[BEGIN Record excerpts]

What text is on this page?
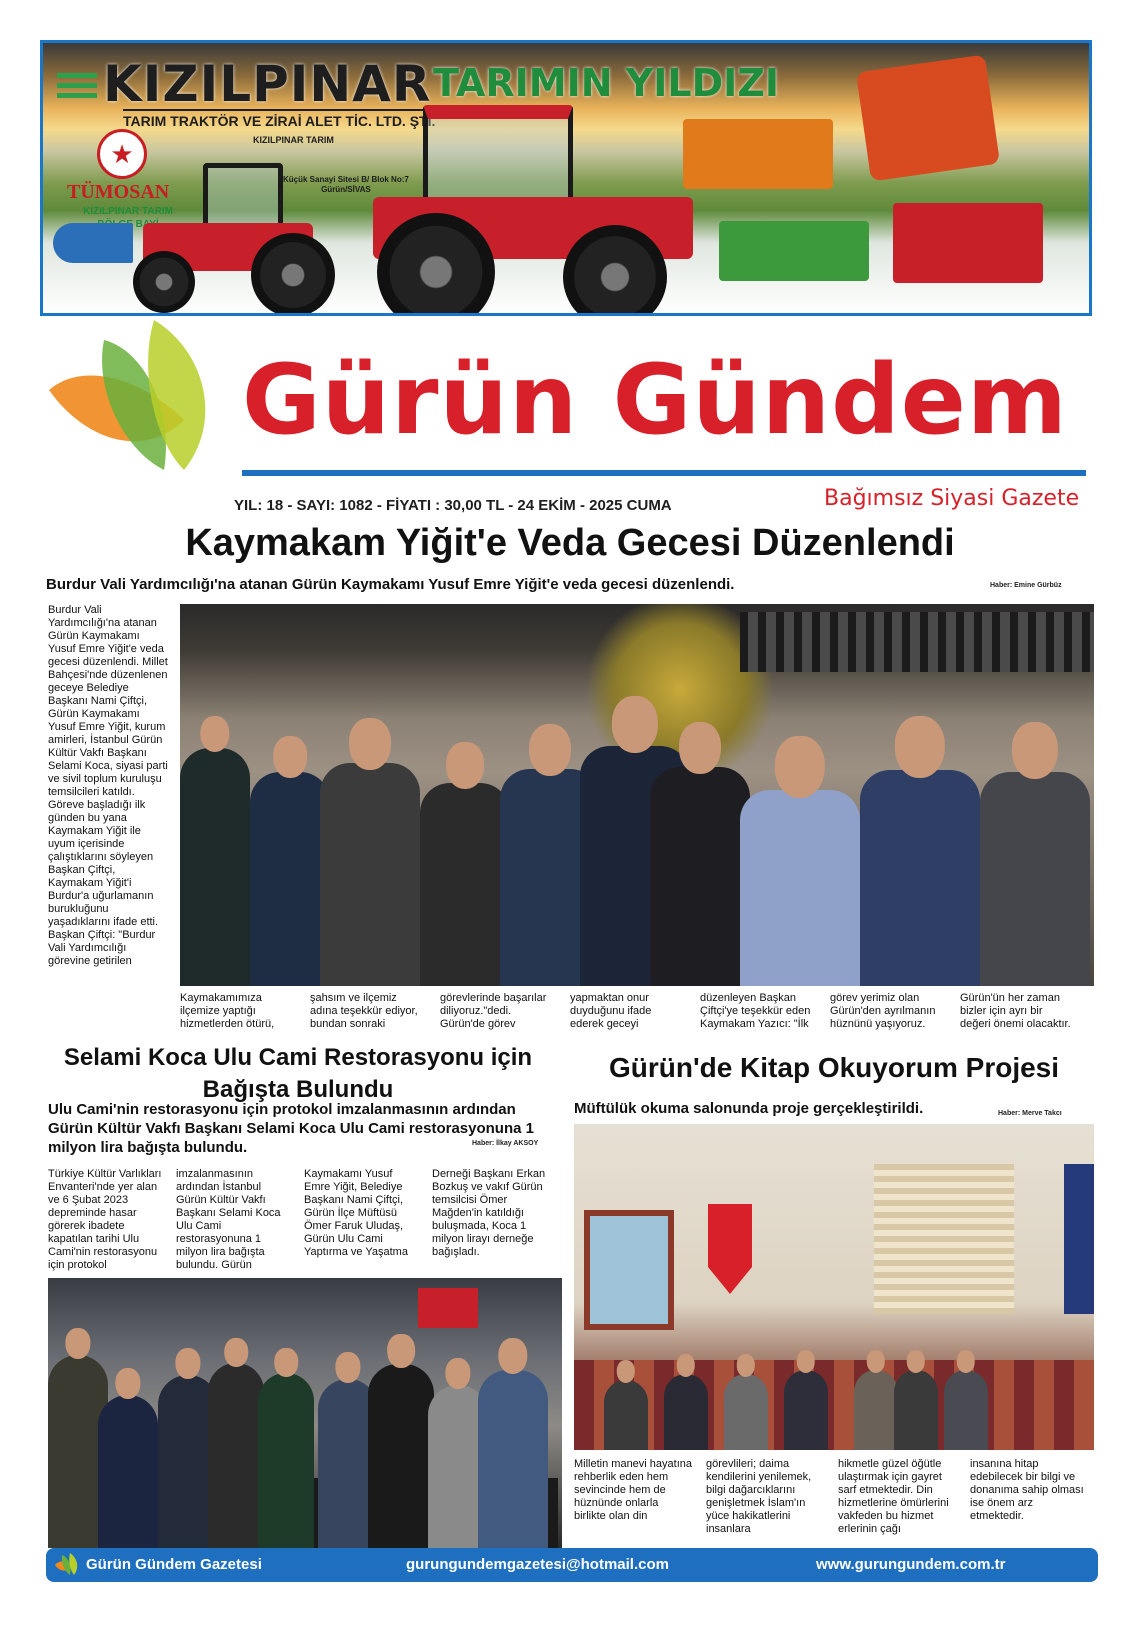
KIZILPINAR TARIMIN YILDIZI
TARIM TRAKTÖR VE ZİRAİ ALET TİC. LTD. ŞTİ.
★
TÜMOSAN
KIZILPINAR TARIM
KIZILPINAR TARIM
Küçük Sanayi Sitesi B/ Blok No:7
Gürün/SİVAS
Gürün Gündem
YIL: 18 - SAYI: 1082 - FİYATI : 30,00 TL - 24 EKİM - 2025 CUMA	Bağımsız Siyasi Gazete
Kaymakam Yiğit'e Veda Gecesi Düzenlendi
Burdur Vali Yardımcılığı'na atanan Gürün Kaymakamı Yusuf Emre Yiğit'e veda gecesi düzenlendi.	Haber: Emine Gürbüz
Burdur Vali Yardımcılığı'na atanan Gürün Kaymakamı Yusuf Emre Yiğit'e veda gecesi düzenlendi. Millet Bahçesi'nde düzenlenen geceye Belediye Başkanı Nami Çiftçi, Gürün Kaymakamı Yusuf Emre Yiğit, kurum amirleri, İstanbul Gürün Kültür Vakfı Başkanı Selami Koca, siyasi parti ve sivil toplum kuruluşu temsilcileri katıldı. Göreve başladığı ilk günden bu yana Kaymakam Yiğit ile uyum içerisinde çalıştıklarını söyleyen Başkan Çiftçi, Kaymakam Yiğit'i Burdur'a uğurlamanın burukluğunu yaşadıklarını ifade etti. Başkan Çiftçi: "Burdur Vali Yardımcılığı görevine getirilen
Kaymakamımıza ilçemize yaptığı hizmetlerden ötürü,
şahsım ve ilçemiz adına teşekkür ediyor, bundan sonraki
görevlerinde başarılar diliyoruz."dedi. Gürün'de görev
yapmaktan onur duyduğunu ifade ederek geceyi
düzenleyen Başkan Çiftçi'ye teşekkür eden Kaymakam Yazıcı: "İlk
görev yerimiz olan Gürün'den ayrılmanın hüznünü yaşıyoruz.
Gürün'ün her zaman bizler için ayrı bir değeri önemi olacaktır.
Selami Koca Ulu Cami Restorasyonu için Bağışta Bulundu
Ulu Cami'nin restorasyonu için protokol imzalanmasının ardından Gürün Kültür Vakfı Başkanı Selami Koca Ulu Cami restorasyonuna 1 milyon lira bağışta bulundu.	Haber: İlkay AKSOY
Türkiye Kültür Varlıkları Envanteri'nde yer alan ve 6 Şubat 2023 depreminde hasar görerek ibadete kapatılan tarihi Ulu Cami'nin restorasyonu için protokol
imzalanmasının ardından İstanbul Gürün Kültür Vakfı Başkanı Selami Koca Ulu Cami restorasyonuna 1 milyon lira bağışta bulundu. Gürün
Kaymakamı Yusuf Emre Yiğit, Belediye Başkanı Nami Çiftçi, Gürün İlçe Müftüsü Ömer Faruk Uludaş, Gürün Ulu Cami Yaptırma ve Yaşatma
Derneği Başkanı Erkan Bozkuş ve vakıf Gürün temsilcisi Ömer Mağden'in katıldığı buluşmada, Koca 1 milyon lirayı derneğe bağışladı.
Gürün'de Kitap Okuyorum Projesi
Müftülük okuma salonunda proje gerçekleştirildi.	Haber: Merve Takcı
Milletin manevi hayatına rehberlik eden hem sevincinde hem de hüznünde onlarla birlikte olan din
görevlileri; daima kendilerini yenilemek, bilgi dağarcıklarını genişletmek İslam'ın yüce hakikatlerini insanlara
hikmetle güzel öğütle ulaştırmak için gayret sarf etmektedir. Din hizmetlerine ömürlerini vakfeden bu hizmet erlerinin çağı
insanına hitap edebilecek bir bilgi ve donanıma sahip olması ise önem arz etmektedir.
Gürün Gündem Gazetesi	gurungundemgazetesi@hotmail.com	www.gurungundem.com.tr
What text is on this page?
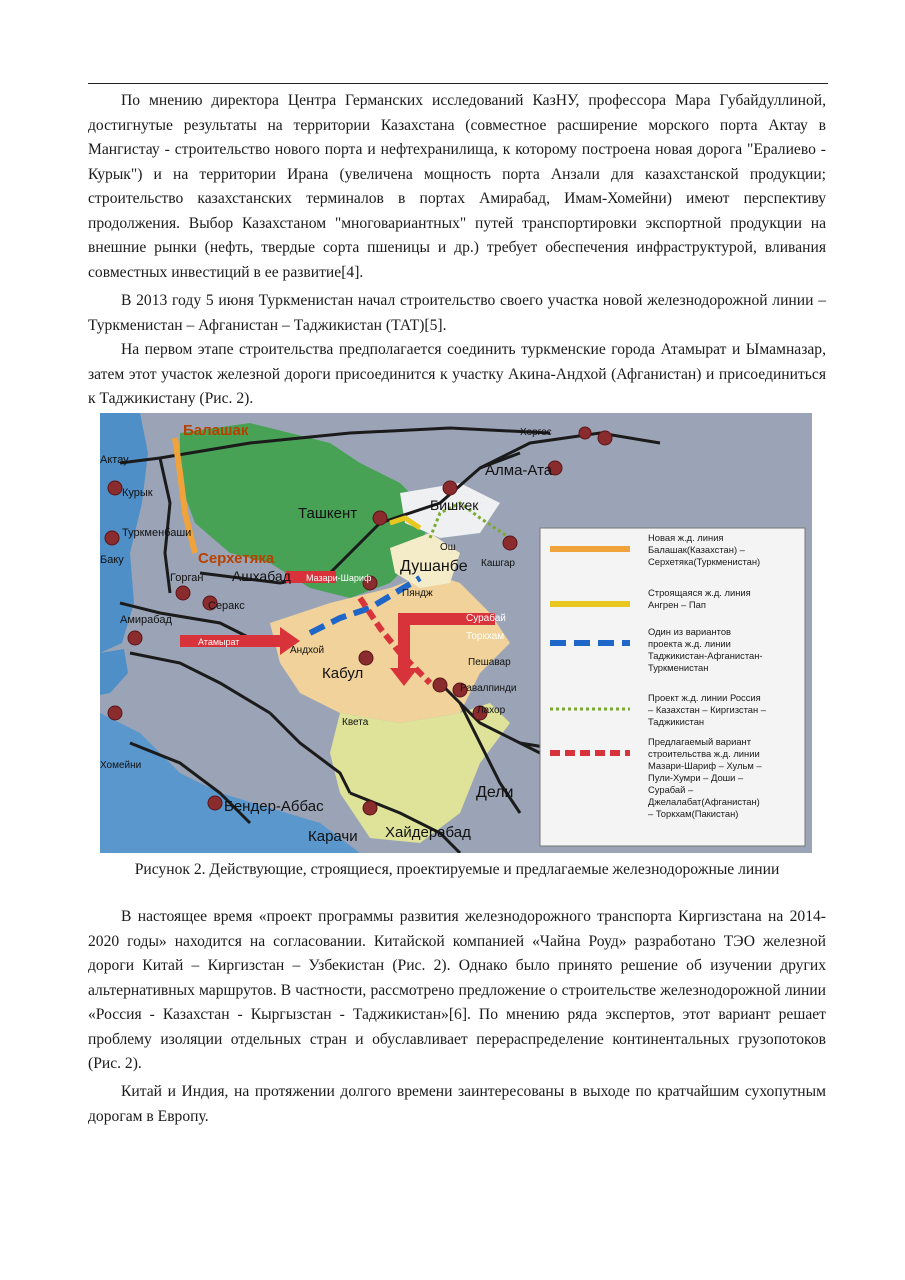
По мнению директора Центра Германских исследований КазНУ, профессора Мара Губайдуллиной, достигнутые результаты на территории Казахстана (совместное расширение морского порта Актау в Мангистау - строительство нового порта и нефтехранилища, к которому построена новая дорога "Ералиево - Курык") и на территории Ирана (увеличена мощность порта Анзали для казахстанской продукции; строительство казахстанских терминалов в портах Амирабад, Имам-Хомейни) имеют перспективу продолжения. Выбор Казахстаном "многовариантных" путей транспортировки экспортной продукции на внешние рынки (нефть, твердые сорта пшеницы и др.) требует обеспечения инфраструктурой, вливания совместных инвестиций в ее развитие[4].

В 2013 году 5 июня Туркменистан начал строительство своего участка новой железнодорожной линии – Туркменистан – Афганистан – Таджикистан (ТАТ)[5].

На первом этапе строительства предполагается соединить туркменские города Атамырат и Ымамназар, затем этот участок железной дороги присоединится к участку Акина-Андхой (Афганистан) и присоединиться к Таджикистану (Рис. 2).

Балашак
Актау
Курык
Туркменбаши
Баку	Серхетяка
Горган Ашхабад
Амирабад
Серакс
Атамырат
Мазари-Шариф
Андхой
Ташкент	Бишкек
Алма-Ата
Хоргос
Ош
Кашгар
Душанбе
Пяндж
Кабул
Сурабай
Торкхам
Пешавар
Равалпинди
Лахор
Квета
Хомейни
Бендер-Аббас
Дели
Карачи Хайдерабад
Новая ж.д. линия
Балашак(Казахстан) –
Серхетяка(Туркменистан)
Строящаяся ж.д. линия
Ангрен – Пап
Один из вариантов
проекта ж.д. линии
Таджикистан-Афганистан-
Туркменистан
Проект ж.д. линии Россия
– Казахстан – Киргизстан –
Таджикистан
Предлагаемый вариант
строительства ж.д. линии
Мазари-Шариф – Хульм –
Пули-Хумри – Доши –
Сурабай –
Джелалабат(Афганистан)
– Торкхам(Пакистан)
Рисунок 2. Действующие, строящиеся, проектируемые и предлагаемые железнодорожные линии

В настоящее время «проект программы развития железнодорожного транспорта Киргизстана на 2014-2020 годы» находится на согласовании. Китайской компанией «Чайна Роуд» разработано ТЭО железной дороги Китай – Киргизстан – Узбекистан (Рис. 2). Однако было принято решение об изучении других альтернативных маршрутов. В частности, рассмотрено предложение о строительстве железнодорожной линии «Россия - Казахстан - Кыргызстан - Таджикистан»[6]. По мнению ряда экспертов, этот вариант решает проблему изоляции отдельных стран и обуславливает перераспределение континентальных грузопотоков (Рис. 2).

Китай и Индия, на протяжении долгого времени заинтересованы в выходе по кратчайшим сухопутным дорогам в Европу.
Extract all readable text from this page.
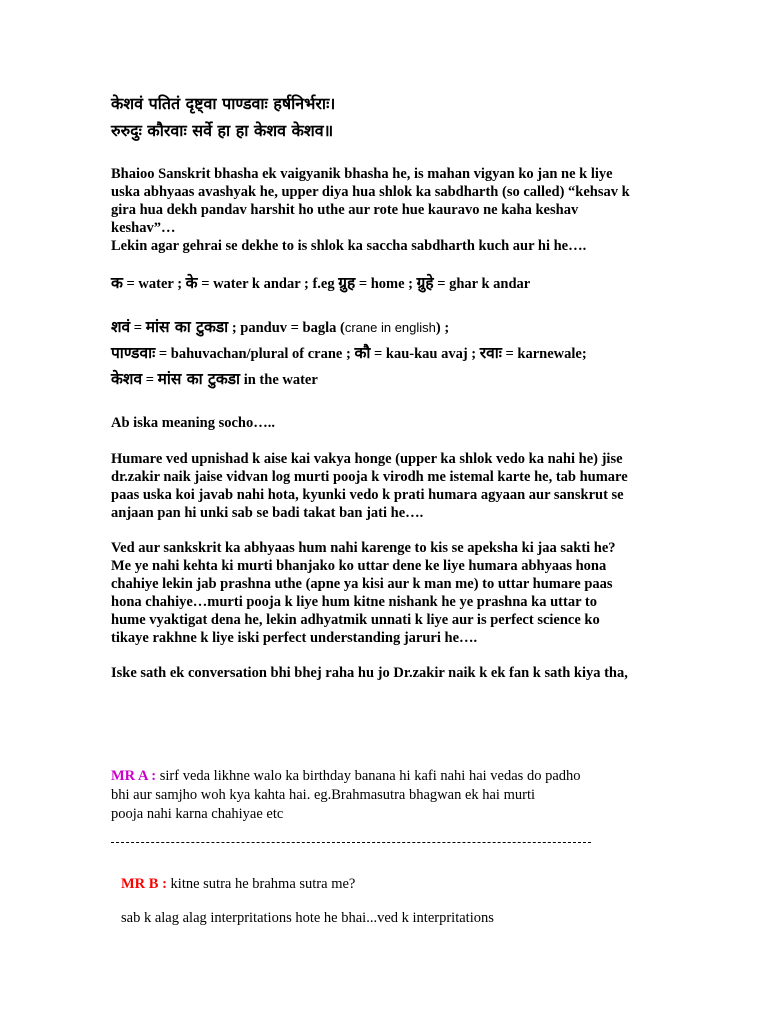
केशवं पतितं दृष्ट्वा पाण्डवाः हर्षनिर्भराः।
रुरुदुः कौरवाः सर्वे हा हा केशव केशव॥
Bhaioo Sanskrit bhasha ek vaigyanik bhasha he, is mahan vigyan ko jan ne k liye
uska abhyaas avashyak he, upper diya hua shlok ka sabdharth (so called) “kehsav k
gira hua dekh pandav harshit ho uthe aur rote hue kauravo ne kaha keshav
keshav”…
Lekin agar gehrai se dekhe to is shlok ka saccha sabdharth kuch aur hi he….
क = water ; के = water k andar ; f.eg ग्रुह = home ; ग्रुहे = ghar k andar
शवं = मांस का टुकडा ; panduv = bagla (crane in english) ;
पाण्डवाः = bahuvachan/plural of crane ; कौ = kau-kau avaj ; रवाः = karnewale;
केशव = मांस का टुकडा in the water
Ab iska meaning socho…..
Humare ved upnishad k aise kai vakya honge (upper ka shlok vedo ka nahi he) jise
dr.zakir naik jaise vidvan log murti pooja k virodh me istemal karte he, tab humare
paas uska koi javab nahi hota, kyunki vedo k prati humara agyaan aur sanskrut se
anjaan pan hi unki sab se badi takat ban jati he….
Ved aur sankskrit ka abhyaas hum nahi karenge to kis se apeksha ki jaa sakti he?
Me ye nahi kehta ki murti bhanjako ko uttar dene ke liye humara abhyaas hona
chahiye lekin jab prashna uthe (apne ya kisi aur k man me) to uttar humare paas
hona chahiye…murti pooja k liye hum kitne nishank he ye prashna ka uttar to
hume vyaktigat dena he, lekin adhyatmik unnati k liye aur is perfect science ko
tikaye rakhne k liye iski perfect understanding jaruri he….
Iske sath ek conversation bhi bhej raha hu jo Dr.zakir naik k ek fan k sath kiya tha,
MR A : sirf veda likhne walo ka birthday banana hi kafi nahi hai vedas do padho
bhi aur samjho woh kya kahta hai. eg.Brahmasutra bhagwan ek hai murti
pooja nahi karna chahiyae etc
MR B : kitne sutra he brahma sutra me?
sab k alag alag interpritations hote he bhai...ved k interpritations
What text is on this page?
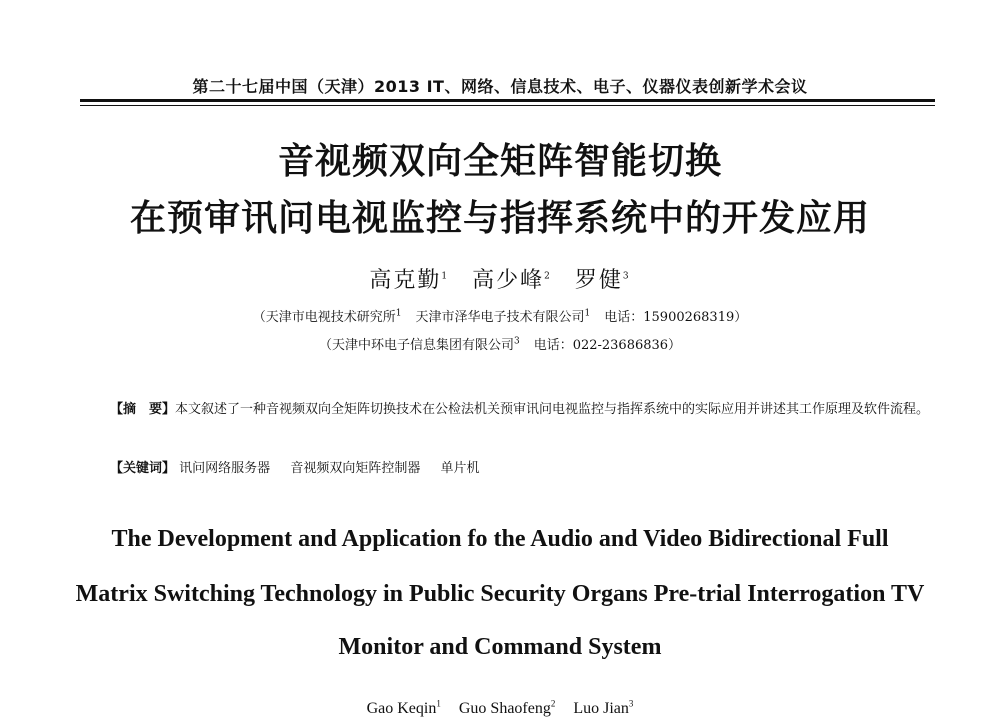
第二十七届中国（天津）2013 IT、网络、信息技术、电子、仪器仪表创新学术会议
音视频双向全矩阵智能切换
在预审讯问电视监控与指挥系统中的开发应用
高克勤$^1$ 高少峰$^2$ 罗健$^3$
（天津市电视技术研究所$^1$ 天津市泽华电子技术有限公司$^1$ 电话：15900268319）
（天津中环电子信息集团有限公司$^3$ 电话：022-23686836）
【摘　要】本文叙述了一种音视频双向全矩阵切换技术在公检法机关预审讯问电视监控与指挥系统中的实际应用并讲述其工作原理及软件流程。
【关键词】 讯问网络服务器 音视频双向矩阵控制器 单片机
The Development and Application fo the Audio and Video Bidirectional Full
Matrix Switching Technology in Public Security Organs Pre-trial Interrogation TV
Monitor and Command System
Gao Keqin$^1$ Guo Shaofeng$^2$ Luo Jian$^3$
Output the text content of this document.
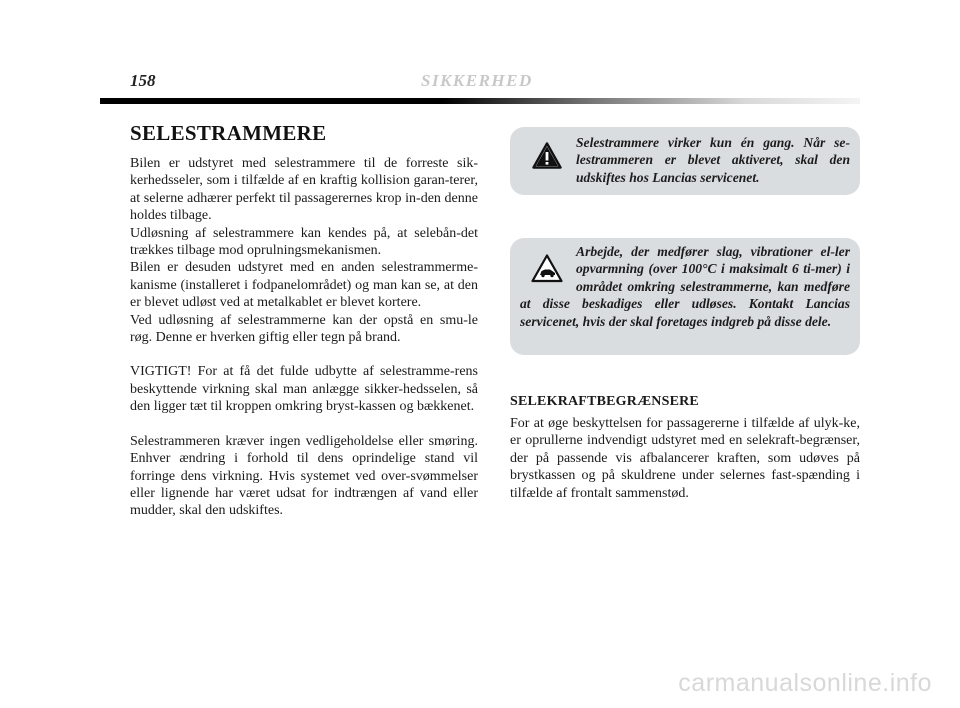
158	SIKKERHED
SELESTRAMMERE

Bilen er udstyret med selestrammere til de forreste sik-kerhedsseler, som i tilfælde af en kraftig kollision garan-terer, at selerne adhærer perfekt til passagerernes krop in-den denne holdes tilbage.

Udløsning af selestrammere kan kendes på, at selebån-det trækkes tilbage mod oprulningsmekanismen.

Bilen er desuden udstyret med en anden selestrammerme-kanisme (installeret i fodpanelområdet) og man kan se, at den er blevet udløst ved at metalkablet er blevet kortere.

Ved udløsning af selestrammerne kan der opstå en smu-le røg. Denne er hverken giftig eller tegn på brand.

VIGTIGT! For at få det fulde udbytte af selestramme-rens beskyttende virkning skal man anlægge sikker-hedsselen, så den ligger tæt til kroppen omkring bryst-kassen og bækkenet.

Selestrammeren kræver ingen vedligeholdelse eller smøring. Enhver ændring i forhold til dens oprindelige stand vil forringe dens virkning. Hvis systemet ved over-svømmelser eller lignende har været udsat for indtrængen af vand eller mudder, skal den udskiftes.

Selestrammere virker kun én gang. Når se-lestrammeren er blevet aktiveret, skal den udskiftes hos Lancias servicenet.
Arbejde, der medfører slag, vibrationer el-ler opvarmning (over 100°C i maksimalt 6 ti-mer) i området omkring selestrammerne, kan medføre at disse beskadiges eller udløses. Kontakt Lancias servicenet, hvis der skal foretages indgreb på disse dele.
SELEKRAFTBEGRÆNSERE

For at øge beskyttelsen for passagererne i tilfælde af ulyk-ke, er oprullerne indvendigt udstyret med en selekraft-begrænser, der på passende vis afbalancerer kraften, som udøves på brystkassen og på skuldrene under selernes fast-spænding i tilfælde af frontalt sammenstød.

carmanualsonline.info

[END Record excerpts]

Written task ::
Scan the material line by line and report each one that contains "prashna".

Answer to this task ::
chahiye lekin jab prashna uthe (apne ya kisi aur k man me) to uttar humare paas
hona chahiye…murti pooja k liye hum kitne nishank he ye prashna ka uttar to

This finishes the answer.